JOB: Find the word "icon" in the data. Return every line where it appears.

DATASET ROWS:
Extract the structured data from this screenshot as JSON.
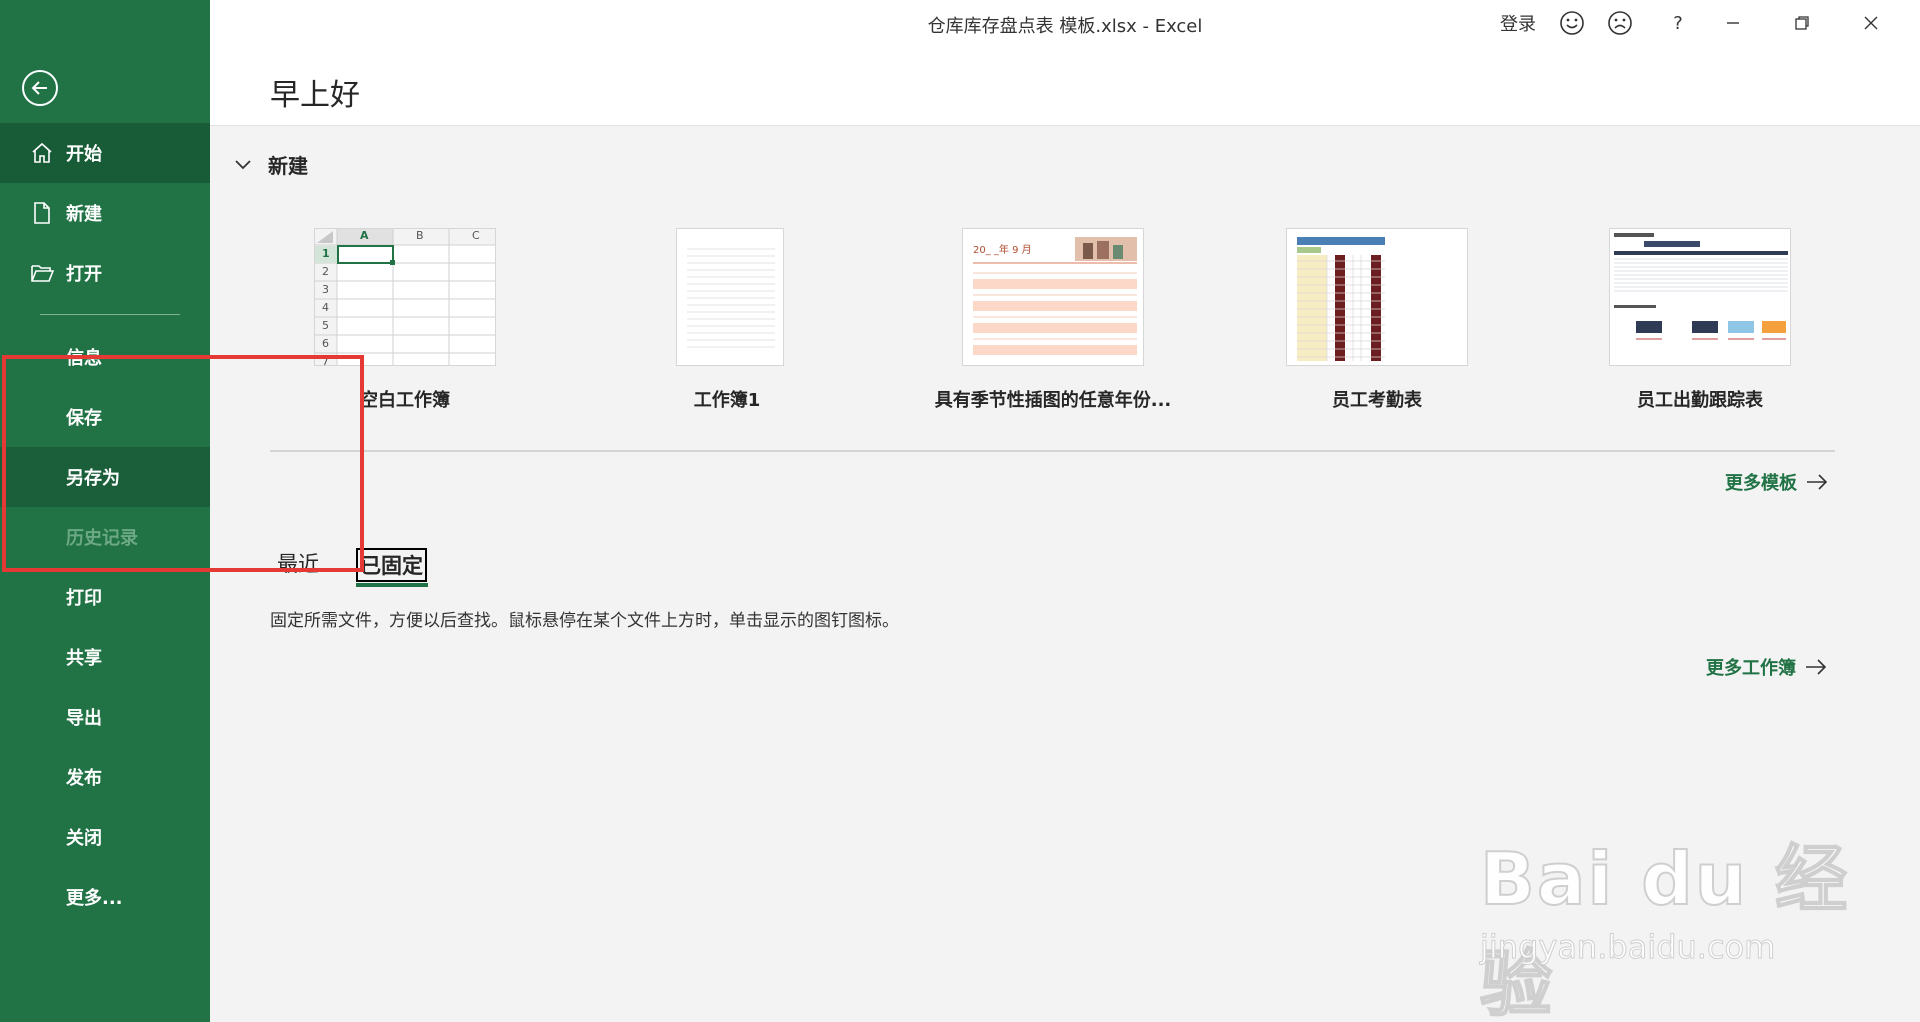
{
  "window": {
    "title": "仓库库存盘点表 模板.xlsx  -  Excel",
    "signin": "登录",
    "help": "?"
  },
  "header": {
    "greeting": "早上好"
  },
  "sidebar": {
    "items": [
      {
        "label": "开始",
        "icon": "home-icon"
      },
      {
        "label": "新建",
        "icon": "new-document-icon"
      },
      {
        "label": "打开",
        "icon": "open-folder-icon"
      },
      {
        "label": "信息"
      },
      {
        "label": "保存"
      },
      {
        "label": "另存为"
      },
      {
        "label": "历史记录"
      },
      {
        "label": "打印"
      },
      {
        "label": "共享"
      },
      {
        "label": "导出"
      },
      {
        "label": "发布"
      },
      {
        "label": "关闭"
      },
      {
        "label": "更多..."
      }
    ]
  },
  "new_section": {
    "title": "新建",
    "templates": [
      {
        "label": "空白工作簿"
      },
      {
        "label": "工作簿1"
      },
      {
        "label": "具有季节性插图的任意年份..."
      },
      {
        "label": "员工考勤表"
      },
      {
        "label": "员工出勤跟踪表"
      }
    ],
    "blank_sheet": {
      "cols": [
        "A",
        "B",
        "C"
      ],
      "rows": [
        "1",
        "2",
        "3",
        "4",
        "5",
        "6",
        "7"
      ]
    },
    "calendar_heading": "20_ _年 9 月",
    "more_templates": "更多模板"
  },
  "files": {
    "tabs": [
      {
        "label": "最近"
      },
      {
        "label": "已固定"
      }
    ],
    "hint": "固定所需文件，方便以后查找。鼠标悬停在某个文件上方时，单击显示的图钉图标。",
    "more_workbooks": "更多工作簿"
  },
  "watermark": {
    "logo": "Bai du 经验",
    "url": "jingyan.baidu.com"
  },
  "colors": {
    "accent": "#217346",
    "sidebar_active": "#185c37",
    "highlight": "#e53935"
  }
}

SOLUTION FOR THIS PROBLEM:
        "icon": "home-icon"
        "icon": "new-document-icon"
        "icon": "open-folder-icon"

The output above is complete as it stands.